=== Problem requirements ===
Repeat the entries exactly. Leave nothing out.

▼▼▼

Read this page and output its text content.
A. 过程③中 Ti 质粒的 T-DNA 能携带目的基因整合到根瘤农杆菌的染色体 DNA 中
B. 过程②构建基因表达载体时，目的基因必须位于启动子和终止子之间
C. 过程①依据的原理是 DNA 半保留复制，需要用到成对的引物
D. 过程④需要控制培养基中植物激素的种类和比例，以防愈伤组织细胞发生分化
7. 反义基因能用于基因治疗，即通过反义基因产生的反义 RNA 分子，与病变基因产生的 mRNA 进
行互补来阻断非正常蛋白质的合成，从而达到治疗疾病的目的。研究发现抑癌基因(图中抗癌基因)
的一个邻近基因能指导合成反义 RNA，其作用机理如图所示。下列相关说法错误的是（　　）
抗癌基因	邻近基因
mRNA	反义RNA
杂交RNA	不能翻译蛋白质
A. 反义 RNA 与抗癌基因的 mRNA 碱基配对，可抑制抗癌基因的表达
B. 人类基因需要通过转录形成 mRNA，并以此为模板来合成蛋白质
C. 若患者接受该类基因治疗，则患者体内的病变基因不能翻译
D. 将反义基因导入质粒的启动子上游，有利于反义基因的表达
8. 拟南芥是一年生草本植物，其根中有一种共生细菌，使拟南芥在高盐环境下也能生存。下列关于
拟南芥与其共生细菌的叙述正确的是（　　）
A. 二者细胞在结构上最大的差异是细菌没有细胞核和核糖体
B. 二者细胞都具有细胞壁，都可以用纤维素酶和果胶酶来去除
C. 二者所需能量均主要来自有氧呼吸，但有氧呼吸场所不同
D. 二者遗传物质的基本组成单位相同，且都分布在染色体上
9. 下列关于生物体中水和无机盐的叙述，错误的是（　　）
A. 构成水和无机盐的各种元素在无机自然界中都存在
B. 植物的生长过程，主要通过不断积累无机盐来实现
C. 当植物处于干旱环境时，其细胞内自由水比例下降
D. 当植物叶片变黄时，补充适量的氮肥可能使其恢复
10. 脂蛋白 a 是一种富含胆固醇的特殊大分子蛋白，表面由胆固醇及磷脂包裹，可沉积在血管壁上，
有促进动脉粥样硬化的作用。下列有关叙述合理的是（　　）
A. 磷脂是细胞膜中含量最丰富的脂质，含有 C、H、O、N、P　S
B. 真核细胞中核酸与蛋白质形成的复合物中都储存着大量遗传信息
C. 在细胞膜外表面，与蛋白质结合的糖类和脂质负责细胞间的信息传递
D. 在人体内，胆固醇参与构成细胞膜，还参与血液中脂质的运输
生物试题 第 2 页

▲▲▲

=== Solution for this task ===
Read this page and output its text content.
A. 过程③中 Ti 质粒的 T-DNA 能携带目的基因整合到根瘤农杆菌的染色体 DNA 中
B. 过程②构建基因表达载体时，目的基因必须位于启动子和终止子之间
C. 过程①依据的原理是 DNA 半保留复制，需要用到成对的引物
D. 过程④需要控制培养基中植物激素的种类和比例，以防愈伤组织细胞发生分化
7. 反义基因能用于基因治疗，即通过反义基因产生的反义 RNA 分子，与病变基因产生的 mRNA 进
行互补来阻断非正常蛋白质的合成，从而达到治疗疾病的目的。研究发现抑癌基因(图中抗癌基因)
的一个邻近基因能指导合成反义 RNA，其作用机理如图所示。下列相关说法错误的是（　　）
抗癌基因	邻近基因
mRNA	反义RNA
杂交RNA	不能翻译蛋白质
A. 反义 RNA 与抗癌基因的 mRNA 碱基配对，可抑制抗癌基因的表达
B. 人类基因需要通过转录形成 mRNA，并以此为模板来合成蛋白质
C. 若患者接受该类基因治疗，则患者体内的病变基因不能翻译
D. 将反义基因导入质粒的启动子上游，有利于反义基因的表达
8. 拟南芥是一年生草本植物，其根中有一种共生细菌，使拟南芥在高盐环境下也能生存。下列关于
拟南芥与其共生细菌的叙述正确的是（　　）
A. 二者细胞在结构上最大的差异是细菌没有细胞核和核糖体
B. 二者细胞都具有细胞壁，都可以用纤维素酶和果胶酶来去除
C. 二者所需能量均主要来自有氧呼吸，但有氧呼吸场所不同
D. 二者遗传物质的基本组成单位相同，且都分布在染色体上
9. 下列关于生物体中水和无机盐的叙述，错误的是（　　）
A. 构成水和无机盐的各种元素在无机自然界中都存在
B. 植物的生长过程，主要通过不断积累无机盐来实现
C. 当植物处于干旱环境时，其细胞内自由水比例下降
D. 当植物叶片变黄时，补充适量的氮肥可能使其恢复
10. 脂蛋白 a 是一种富含胆固醇的特殊大分子蛋白，表面由胆固醇及磷脂包裹，可沉积在血管壁上，
有促进动脉粥样硬化的作用。下列有关叙述合理的是（　　）
A. 磷脂是细胞膜中含量最丰富的脂质，含有 C、H、O、N、P　S
B. 真核细胞中核酸与蛋白质形成的复合物中都储存着大量遗传信息
C. 在细胞膜外表面，与蛋白质结合的糖类和脂质负责细胞间的信息传递
D. 在人体内，胆固醇参与构成细胞膜，还参与血液中脂质的运输
生物试题 第 2 页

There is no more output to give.